■ **Short problem**
For each line of the data below that holds "tutoriales", copy the line.

■ **Records to process**
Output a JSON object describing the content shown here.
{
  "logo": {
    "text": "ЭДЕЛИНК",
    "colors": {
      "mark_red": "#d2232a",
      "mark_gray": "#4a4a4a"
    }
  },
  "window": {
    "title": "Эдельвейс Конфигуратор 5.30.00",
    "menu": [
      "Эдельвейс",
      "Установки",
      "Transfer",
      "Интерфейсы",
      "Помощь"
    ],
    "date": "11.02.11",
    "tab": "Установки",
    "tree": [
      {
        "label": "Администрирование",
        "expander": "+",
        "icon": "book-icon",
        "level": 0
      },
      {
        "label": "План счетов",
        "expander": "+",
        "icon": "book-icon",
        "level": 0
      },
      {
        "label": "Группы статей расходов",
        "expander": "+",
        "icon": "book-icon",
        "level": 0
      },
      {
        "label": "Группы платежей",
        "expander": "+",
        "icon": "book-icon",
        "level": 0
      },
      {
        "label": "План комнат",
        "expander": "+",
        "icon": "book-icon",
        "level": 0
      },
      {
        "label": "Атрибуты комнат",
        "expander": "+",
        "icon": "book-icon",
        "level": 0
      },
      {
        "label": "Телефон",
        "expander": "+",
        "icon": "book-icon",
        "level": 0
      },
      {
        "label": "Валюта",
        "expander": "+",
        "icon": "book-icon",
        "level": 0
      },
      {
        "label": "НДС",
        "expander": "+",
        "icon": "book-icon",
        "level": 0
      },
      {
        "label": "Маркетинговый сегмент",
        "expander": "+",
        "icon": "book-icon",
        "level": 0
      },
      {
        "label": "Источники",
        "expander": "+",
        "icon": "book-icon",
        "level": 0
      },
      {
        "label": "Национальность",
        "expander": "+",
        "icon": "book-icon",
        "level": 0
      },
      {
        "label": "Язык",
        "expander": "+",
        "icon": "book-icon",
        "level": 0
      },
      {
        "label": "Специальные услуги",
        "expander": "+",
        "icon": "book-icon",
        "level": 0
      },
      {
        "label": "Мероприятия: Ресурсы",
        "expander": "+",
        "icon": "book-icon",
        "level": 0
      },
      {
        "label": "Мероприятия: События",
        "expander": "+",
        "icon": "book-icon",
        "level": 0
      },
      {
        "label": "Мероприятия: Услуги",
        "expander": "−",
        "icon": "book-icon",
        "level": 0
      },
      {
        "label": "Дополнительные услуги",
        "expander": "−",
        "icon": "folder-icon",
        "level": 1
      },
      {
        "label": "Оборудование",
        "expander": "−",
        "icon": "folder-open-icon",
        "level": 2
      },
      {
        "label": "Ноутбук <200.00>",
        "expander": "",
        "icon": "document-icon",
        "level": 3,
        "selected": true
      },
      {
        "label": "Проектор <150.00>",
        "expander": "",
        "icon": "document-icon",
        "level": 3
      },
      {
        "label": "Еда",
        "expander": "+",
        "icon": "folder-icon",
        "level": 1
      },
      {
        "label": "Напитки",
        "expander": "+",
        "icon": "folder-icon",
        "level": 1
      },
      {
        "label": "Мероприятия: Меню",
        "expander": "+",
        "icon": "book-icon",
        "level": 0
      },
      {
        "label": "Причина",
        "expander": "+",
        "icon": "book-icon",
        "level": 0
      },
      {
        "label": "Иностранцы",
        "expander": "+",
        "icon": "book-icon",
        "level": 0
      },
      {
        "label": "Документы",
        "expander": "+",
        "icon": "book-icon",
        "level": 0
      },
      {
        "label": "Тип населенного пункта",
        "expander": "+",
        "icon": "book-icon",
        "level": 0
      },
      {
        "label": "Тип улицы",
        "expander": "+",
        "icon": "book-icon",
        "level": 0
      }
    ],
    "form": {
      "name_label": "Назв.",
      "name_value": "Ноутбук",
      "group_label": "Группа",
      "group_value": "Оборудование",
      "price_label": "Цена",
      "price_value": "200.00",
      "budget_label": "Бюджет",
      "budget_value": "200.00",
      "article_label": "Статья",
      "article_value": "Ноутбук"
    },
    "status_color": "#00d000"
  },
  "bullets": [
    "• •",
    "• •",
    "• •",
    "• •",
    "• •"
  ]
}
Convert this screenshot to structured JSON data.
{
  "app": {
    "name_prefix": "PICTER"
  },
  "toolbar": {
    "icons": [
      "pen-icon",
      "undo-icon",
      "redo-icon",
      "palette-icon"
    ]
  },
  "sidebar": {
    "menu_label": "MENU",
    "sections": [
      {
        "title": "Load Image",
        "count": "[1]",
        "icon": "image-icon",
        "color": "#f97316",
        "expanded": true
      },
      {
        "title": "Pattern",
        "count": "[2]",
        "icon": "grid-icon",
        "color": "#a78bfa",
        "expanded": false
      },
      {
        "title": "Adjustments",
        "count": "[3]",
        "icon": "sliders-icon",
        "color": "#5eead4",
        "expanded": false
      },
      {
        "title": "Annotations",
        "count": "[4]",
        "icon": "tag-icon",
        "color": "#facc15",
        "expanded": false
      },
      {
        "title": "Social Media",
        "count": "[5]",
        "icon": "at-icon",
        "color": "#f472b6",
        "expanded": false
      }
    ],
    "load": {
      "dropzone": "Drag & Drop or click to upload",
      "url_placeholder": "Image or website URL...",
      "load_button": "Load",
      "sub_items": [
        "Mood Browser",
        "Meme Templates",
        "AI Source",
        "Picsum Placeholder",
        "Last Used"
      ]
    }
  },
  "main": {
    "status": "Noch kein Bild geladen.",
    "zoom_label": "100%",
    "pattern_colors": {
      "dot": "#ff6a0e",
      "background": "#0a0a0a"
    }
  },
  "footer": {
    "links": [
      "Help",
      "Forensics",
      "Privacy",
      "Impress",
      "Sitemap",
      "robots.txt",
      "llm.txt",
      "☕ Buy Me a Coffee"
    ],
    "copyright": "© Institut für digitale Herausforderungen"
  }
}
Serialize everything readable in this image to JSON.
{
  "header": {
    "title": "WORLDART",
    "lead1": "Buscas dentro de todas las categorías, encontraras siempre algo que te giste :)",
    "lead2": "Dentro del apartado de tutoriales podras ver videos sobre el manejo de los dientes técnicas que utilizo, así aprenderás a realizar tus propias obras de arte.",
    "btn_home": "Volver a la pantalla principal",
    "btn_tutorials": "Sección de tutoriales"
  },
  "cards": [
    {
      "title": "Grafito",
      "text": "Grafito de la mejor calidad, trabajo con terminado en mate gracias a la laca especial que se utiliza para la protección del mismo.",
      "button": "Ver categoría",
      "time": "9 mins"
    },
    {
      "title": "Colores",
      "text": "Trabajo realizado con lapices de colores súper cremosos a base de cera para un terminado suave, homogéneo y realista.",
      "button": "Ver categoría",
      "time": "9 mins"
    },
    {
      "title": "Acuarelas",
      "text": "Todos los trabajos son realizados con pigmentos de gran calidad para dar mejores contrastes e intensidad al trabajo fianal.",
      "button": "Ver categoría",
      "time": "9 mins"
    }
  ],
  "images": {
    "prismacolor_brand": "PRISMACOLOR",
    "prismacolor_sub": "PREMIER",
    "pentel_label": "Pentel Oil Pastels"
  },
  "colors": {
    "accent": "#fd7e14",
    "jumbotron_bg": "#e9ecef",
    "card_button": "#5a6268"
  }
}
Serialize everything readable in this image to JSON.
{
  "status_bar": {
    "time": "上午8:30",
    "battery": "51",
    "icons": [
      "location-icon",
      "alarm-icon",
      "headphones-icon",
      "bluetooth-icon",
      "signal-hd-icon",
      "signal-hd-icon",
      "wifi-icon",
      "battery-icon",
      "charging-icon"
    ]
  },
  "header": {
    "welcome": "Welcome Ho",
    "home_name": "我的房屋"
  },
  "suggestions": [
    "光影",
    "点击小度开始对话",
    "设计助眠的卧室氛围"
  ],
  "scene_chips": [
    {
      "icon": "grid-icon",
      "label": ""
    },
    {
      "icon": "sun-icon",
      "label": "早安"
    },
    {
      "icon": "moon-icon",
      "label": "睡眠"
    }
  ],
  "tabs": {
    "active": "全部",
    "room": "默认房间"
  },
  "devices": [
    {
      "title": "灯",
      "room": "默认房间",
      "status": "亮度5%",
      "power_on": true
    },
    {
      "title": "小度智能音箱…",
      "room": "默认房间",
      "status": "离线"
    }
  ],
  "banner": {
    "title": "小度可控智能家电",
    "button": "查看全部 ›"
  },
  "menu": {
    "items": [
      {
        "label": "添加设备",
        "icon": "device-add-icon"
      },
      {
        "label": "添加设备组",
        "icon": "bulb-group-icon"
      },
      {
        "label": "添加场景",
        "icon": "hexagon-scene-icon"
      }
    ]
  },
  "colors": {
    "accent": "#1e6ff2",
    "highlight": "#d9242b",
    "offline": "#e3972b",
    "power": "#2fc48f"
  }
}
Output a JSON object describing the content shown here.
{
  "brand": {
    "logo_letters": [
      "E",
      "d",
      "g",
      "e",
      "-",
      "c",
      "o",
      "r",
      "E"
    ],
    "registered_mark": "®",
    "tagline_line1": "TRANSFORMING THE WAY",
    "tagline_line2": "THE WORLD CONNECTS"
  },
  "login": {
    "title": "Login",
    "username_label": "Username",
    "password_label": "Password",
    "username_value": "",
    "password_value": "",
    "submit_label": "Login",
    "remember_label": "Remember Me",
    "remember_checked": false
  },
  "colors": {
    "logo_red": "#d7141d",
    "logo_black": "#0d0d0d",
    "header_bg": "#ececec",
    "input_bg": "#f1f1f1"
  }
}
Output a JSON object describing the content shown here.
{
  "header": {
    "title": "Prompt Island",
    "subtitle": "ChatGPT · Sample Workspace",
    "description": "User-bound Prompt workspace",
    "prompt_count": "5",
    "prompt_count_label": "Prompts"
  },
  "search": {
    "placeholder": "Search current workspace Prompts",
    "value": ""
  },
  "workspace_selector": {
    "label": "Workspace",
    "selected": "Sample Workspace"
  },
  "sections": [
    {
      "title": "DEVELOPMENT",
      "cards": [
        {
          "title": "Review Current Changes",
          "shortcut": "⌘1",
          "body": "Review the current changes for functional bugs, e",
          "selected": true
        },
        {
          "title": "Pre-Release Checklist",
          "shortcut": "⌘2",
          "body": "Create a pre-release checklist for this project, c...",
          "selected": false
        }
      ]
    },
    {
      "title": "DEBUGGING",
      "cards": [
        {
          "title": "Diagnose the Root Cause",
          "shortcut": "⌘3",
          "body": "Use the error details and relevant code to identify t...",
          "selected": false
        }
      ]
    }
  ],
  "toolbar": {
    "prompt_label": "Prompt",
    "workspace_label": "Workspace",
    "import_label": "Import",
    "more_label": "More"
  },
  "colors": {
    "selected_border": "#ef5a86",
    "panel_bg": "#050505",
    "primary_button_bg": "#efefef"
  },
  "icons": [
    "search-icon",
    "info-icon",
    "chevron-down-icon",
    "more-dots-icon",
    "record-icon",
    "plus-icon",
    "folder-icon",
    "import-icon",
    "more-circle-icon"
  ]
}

■ **Correct response**
    "lead2": "Dentro del apartado de tutoriales podras ver videos sobre el manejo de los dientes técnicas que utilizo, así aprenderás a realizar tus propias obras de arte.",
    "btn_tutorials": "Sección de tutoriales"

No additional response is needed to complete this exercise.